## [What you have to do]
Look through the material and copy each line holding "Borkhardt".

## [Input data]
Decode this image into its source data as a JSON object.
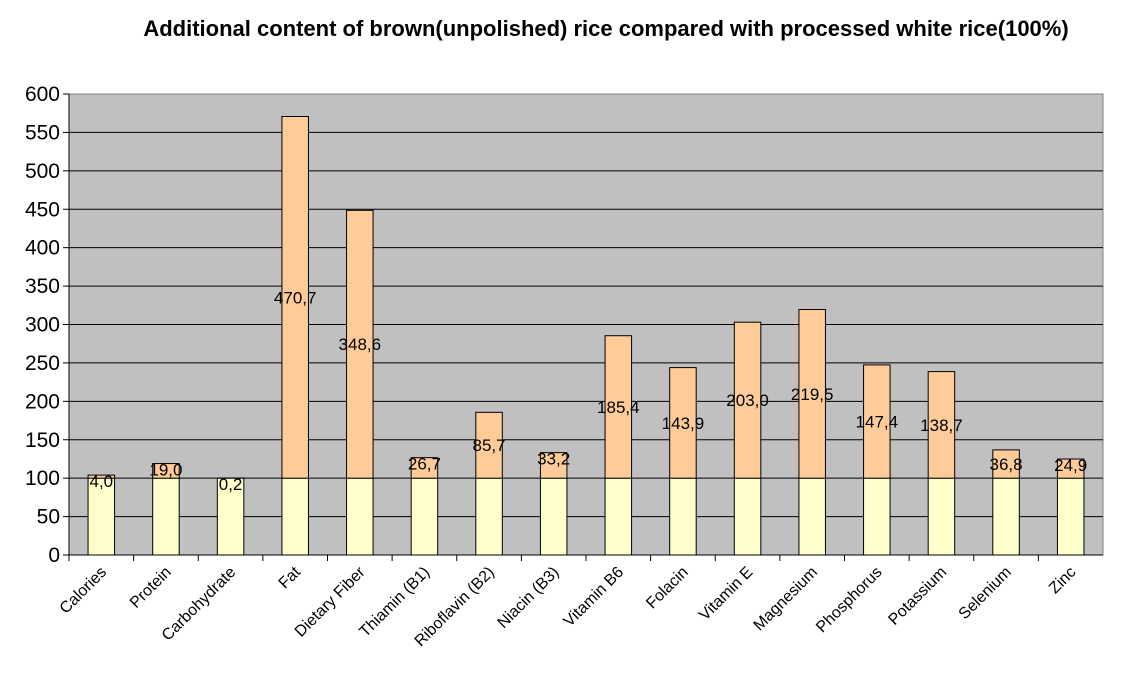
{
  "chart_data": {
    "type": "bar",
    "stacked": true,
    "title": "Additional content of brown(unpolished) rice compared with processed white rice(100%)",
    "categories": [
      "Calories",
      "Protein",
      "Carbohydrate",
      "Fat",
      "Dietary Fiber",
      "Thiamin (B1)",
      "Riboflavin (B2)",
      "Niacin (B3)",
      "Vitamin B6",
      "Folacin",
      "Vitamin E",
      "Magnesium",
      "Phosphorus",
      "Potassium",
      "Selenium",
      "Zinc"
    ],
    "series": [
      {
        "values": [
          100,
          100,
          100,
          100,
          100,
          100,
          100,
          100,
          100,
          100,
          100,
          100,
          100,
          100,
          100,
          100
        ],
        "color": "#ffffcc"
      },
      {
        "values": [
          4.0,
          19.0,
          0.2,
          470.7,
          348.6,
          26.7,
          85.7,
          33.2,
          185.4,
          143.9,
          203.0,
          219.5,
          147.4,
          138.7,
          36.8,
          24.9
        ],
        "color": "#ffcc99"
      }
    ],
    "data_labels": [
      "4,0",
      "19,0",
      "0,2",
      "470,7",
      "348,6",
      "26,7",
      "85,7",
      "33,2",
      "185,4",
      "143,9",
      "203,0",
      "219,5",
      "147,4",
      "138,7",
      "36,8",
      "24,9"
    ],
    "y_ticks": [
      "0",
      "50",
      "100",
      "150",
      "200",
      "250",
      "300",
      "350",
      "400",
      "450",
      "500",
      "550",
      "600"
    ],
    "ylim": [
      0,
      600
    ],
    "grid": true,
    "legend": "none",
    "plot_background": "#c0c0c0"
  }
}
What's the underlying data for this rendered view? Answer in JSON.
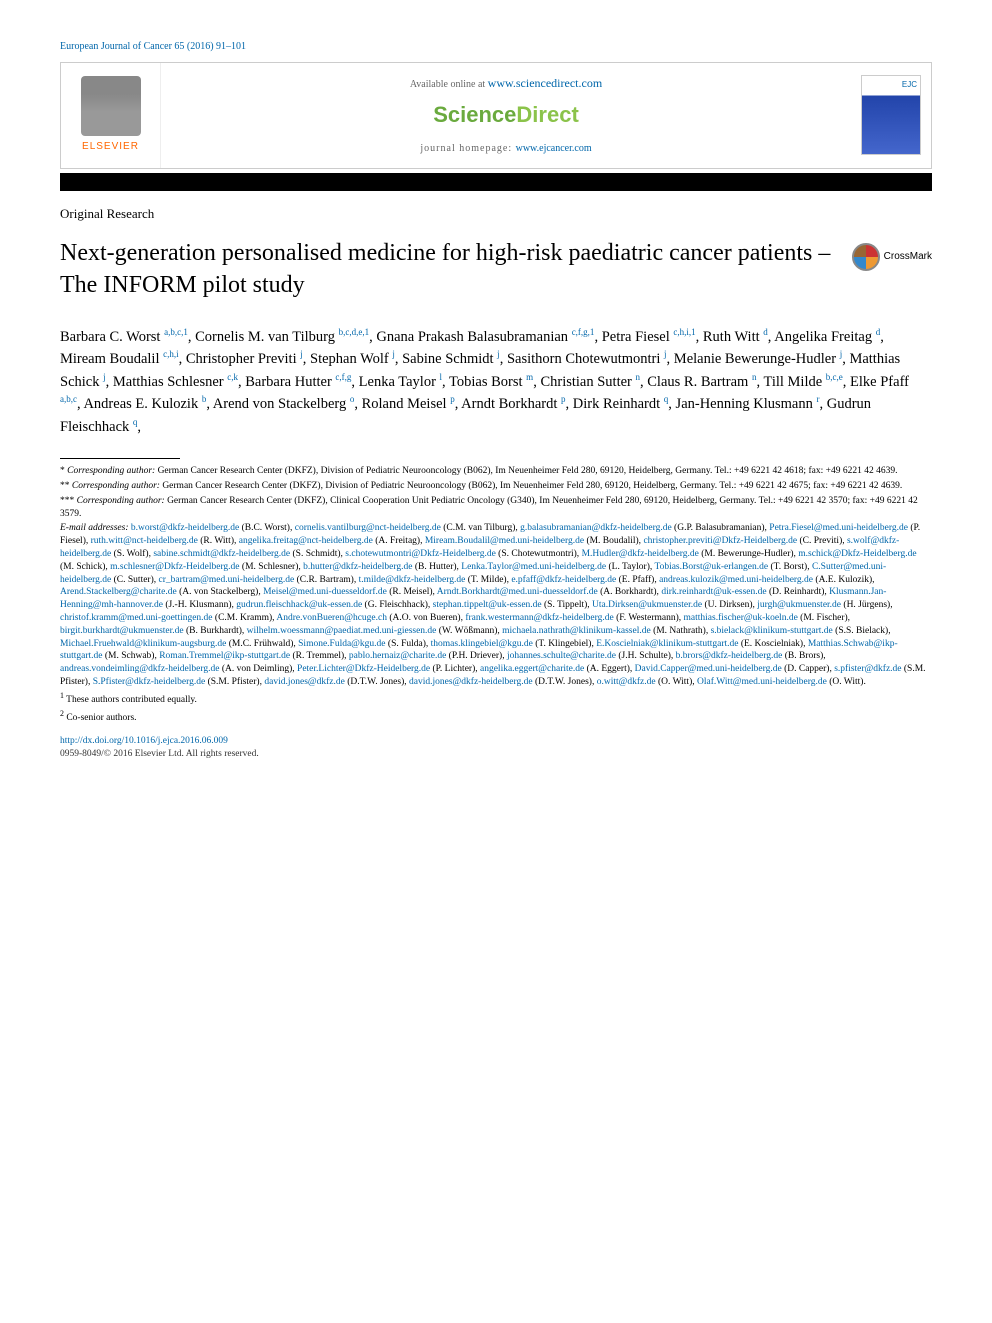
{
  "journal_ref": "European Journal of Cancer 65 (2016) 91–101",
  "header": {
    "available_text": "Available online at ",
    "available_link": "www.sciencedirect.com",
    "sciencedirect_science": "Science",
    "sciencedirect_direct": "Direct",
    "homepage_label": "journal homepage: ",
    "homepage_link": "www.ejcancer.com",
    "elsevier_label": "ELSEVIER",
    "crossmark_label": "CrossMark"
  },
  "article_type": "Original Research",
  "title": "Next-generation personalised medicine for high-risk paediatric cancer patients – The INFORM pilot study",
  "authors": [
    {
      "name": "Barbara C. Worst",
      "aff": "a,b,c,1"
    },
    {
      "name": "Cornelis M. van Tilburg",
      "aff": "b,c,d,e,1"
    },
    {
      "name": "Gnana Prakash Balasubramanian",
      "aff": "c,f,g,1"
    },
    {
      "name": "Petra Fiesel",
      "aff": "c,h,i,1"
    },
    {
      "name": "Ruth Witt",
      "aff": "d"
    },
    {
      "name": "Angelika Freitag",
      "aff": "d"
    },
    {
      "name": "Miream Boudalil",
      "aff": "c,h,i"
    },
    {
      "name": "Christopher Previti",
      "aff": "j"
    },
    {
      "name": "Stephan Wolf",
      "aff": "j"
    },
    {
      "name": "Sabine Schmidt",
      "aff": "j"
    },
    {
      "name": "Sasithorn Chotewutmontri",
      "aff": "j"
    },
    {
      "name": "Melanie Bewerunge-Hudler",
      "aff": "j"
    },
    {
      "name": "Matthias Schick",
      "aff": "j"
    },
    {
      "name": "Matthias Schlesner",
      "aff": "c,k"
    },
    {
      "name": "Barbara Hutter",
      "aff": "c,f,g"
    },
    {
      "name": "Lenka Taylor",
      "aff": "l"
    },
    {
      "name": "Tobias Borst",
      "aff": "m"
    },
    {
      "name": "Christian Sutter",
      "aff": "n"
    },
    {
      "name": "Claus R. Bartram",
      "aff": "n"
    },
    {
      "name": "Till Milde",
      "aff": "b,c,e"
    },
    {
      "name": "Elke Pfaff",
      "aff": "a,b,c"
    },
    {
      "name": "Andreas E. Kulozik",
      "aff": "b"
    },
    {
      "name": "Arend von Stackelberg",
      "aff": "o"
    },
    {
      "name": "Roland Meisel",
      "aff": "p"
    },
    {
      "name": "Arndt Borkhardt",
      "aff": "p"
    },
    {
      "name": "Dirk Reinhardt",
      "aff": "q"
    },
    {
      "name": "Jan-Henning Klusmann",
      "aff": "r"
    },
    {
      "name": "Gudrun Fleischhack",
      "aff": "q"
    }
  ],
  "corresponding": [
    {
      "mark": "*",
      "label": "Corresponding author:",
      "text": " German Cancer Research Center (DKFZ), Division of Pediatric Neurooncology (B062), Im Neuenheimer Feld 280, 69120, Heidelberg, Germany. Tel.: +49 6221 42 4618; fax: +49 6221 42 4639."
    },
    {
      "mark": "**",
      "label": "Corresponding author:",
      "text": " German Cancer Research Center (DKFZ), Division of Pediatric Neurooncology (B062), Im Neuenheimer Feld 280, 69120, Heidelberg, Germany. Tel.: +49 6221 42 4675; fax: +49 6221 42 4639."
    },
    {
      "mark": "***",
      "label": "Corresponding author:",
      "text": " German Cancer Research Center (DKFZ), Clinical Cooperation Unit Pediatric Oncology (G340), Im Neuenheimer Feld 280, 69120, Heidelberg, Germany. Tel.: +49 6221 42 3570; fax: +49 6221 42 3579."
    }
  ],
  "emails_label": "E-mail addresses: ",
  "emails": [
    {
      "email": "b.worst@dkfz-heidelberg.de",
      "person": "(B.C. Worst)"
    },
    {
      "email": "cornelis.vantilburg@nct-heidelberg.de",
      "person": "(C.M. van Tilburg)"
    },
    {
      "email": "g.balasubramanian@dkfz-heidelberg.de",
      "person": "(G.P. Balasubramanian)"
    },
    {
      "email": "Petra.Fiesel@med.uni-heidelberg.de",
      "person": "(P. Fiesel)"
    },
    {
      "email": "ruth.witt@nct-heidelberg.de",
      "person": "(R. Witt)"
    },
    {
      "email": "angelika.freitag@nct-heidelberg.de",
      "person": "(A. Freitag)"
    },
    {
      "email": "Miream.Boudalil@med.uni-heidelberg.de",
      "person": "(M. Boudalil)"
    },
    {
      "email": "christopher.previti@Dkfz-Heidelberg.de",
      "person": "(C. Previti)"
    },
    {
      "email": "s.wolf@dkfz-heidelberg.de",
      "person": "(S. Wolf)"
    },
    {
      "email": "sabine.schmidt@dkfz-heidelberg.de",
      "person": "(S. Schmidt)"
    },
    {
      "email": "s.chotewutmontri@Dkfz-Heidelberg.de",
      "person": "(S. Chotewutmontri)"
    },
    {
      "email": "M.Hudler@dkfz-heidelberg.de",
      "person": "(M. Bewerunge-Hudler)"
    },
    {
      "email": "m.schick@Dkfz-Heidelberg.de",
      "person": "(M. Schick)"
    },
    {
      "email": "m.schlesner@Dkfz-Heidelberg.de",
      "person": "(M. Schlesner)"
    },
    {
      "email": "b.hutter@dkfz-heidelberg.de",
      "person": "(B. Hutter)"
    },
    {
      "email": "Lenka.Taylor@med.uni-heidelberg.de",
      "person": "(L. Taylor)"
    },
    {
      "email": "Tobias.Borst@uk-erlangen.de",
      "person": "(T. Borst)"
    },
    {
      "email": "C.Sutter@med.uni-heidelberg.de",
      "person": "(C. Sutter)"
    },
    {
      "email": "cr_bartram@med.uni-heidelberg.de",
      "person": "(C.R. Bartram)"
    },
    {
      "email": "t.milde@dkfz-heidelberg.de",
      "person": "(T. Milde)"
    },
    {
      "email": "e.pfaff@dkfz-heidelberg.de",
      "person": "(E. Pfaff)"
    },
    {
      "email": "andreas.kulozik@med.uni-heidelberg.de",
      "person": "(A.E. Kulozik)"
    },
    {
      "email": "Arend.Stackelberg@charite.de",
      "person": "(A. von Stackelberg)"
    },
    {
      "email": "Meisel@med.uni-duesseldorf.de",
      "person": "(R. Meisel)"
    },
    {
      "email": "Arndt.Borkhardt@med.uni-duesseldorf.de",
      "person": "(A. Borkhardt)"
    },
    {
      "email": "dirk.reinhardt@uk-essen.de",
      "person": "(D. Reinhardt)"
    },
    {
      "email": "Klusmann.Jan-Henning@mh-hannover.de",
      "person": "(J.-H. Klusmann)"
    },
    {
      "email": "gudrun.fleischhack@uk-essen.de",
      "person": "(G. Fleischhack)"
    },
    {
      "email": "stephan.tippelt@uk-essen.de",
      "person": "(S. Tippelt)"
    },
    {
      "email": "Uta.Dirksen@ukmuenster.de",
      "person": "(U. Dirksen)"
    },
    {
      "email": "jurgh@ukmuenster.de",
      "person": "(H. Jürgens)"
    },
    {
      "email": "christof.kramm@med.uni-goettingen.de",
      "person": "(C.M. Kramm)"
    },
    {
      "email": "Andre.vonBueren@hcuge.ch",
      "person": "(A.O. von Bueren)"
    },
    {
      "email": "frank.westermann@dkfz-heidelberg.de",
      "person": "(F. Westermann)"
    },
    {
      "email": "matthias.fischer@uk-koeln.de",
      "person": "(M. Fischer)"
    },
    {
      "email": "birgit.burkhardt@ukmuenster.de",
      "person": "(B. Burkhardt)"
    },
    {
      "email": "wilhelm.woessmann@paediat.med.uni-giessen.de",
      "person": "(W. Wößmann)"
    },
    {
      "email": "michaela.nathrath@klinikum-kassel.de",
      "person": "(M. Nathrath)"
    },
    {
      "email": "s.bielack@klinikum-stuttgart.de",
      "person": "(S.S. Bielack)"
    },
    {
      "email": "Michael.Fruehwald@klinikum-augsburg.de",
      "person": "(M.C. Frühwald)"
    },
    {
      "email": "Simone.Fulda@kgu.de",
      "person": "(S. Fulda)"
    },
    {
      "email": "thomas.klingebiel@kgu.de",
      "person": "(T. Klingebiel)"
    },
    {
      "email": "E.Koscielniak@klinikum-stuttgart.de",
      "person": "(E. Koscielniak)"
    },
    {
      "email": "Matthias.Schwab@ikp-stuttgart.de",
      "person": "(M. Schwab)"
    },
    {
      "email": "Roman.Tremmel@ikp-stuttgart.de",
      "person": "(R. Tremmel)"
    },
    {
      "email": "pablo.hernaiz@charite.de",
      "person": "(P.H. Driever)"
    },
    {
      "email": "johannes.schulte@charite.de",
      "person": "(J.H. Schulte)"
    },
    {
      "email": "b.brors@dkfz-heidelberg.de",
      "person": "(B. Brors)"
    },
    {
      "email": "andreas.vondeimling@dkfz-heidelberg.de",
      "person": "(A. von Deimling)"
    },
    {
      "email": "Peter.Lichter@Dkfz-Heidelberg.de",
      "person": "(P. Lichter)"
    },
    {
      "email": "angelika.eggert@charite.de",
      "person": "(A. Eggert)"
    },
    {
      "email": "David.Capper@med.uni-heidelberg.de",
      "person": "(D. Capper)"
    },
    {
      "email": "s.pfister@dkfz.de",
      "person": "(S.M. Pfister)"
    },
    {
      "email": "S.Pfister@dkfz-heidelberg.de",
      "person": "(S.M. Pfister)"
    },
    {
      "email": "david.jones@dkfz.de",
      "person": "(D.T.W. Jones)"
    },
    {
      "email": "david.jones@dkfz-heidelberg.de",
      "person": "(D.T.W. Jones)"
    },
    {
      "email": "o.witt@dkfz.de",
      "person": "(O. Witt)"
    },
    {
      "email": "Olaf.Witt@med.uni-heidelberg.de",
      "person": "(O. Witt)"
    }
  ],
  "notes": [
    {
      "mark": "1",
      "text": "These authors contributed equally."
    },
    {
      "mark": "2",
      "text": "Co-senior authors."
    }
  ],
  "doi": "http://dx.doi.org/10.1016/j.ejca.2016.06.009",
  "copyright": "0959-8049/© 2016 Elsevier Ltd. All rights reserved.",
  "colors": {
    "link": "#0066aa",
    "elsevier_orange": "#ff6600",
    "sd_green_dark": "#6aaa3e",
    "sd_green_light": "#8bc34a",
    "text": "#000000",
    "border": "#cccccc"
  }
}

## [Output]
      "name": "Arndt Borkhardt",
      "email": "Arndt.Borkhardt@med.uni-duesseldorf.de",
      "person": "(A. Borkhardt)"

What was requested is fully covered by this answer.